### Work to be completed
Copy out the listing in full, exactly as written, but not its pictures.

### Data excerpts
══════

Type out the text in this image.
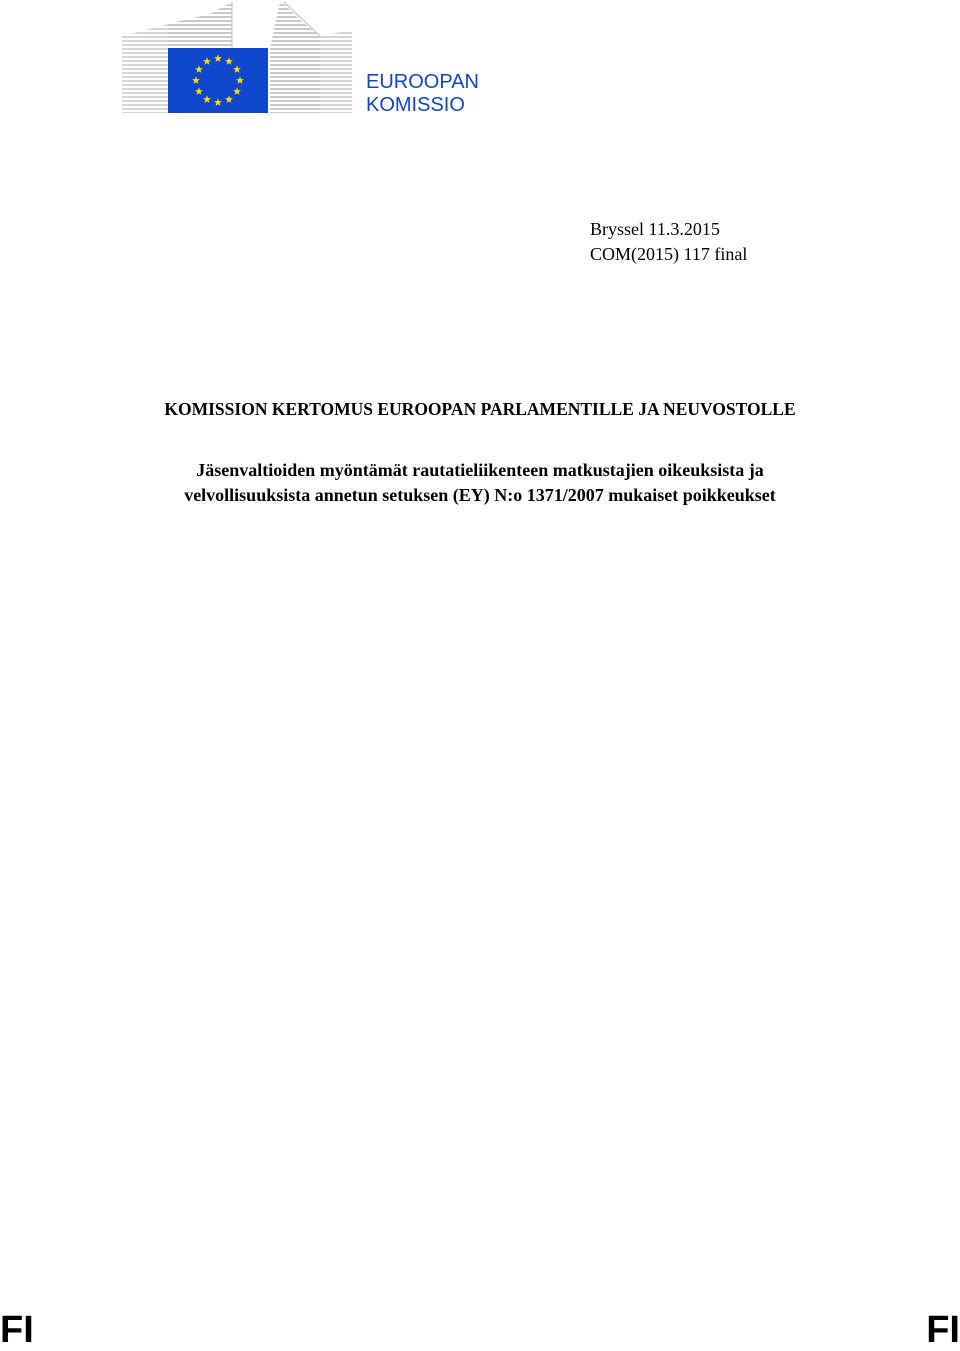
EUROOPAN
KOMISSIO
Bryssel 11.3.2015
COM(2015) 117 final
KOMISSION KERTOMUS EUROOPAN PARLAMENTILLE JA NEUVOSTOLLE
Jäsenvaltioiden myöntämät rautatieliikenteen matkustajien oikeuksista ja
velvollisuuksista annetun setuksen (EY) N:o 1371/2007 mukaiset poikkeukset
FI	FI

══════

### Solved exercise
Type out the text in this image.
EUROOPAN
KOMISSIO
Bryssel 11.3.2015
COM(2015) 117 final
KOMISSION KERTOMUS EUROOPAN PARLAMENTILLE JA NEUVOSTOLLE
Jäsenvaltioiden myöntämät rautatieliikenteen matkustajien oikeuksista ja
velvollisuuksista annetun setuksen (EY) N:o 1371/2007 mukaiset poikkeukset
FI	FI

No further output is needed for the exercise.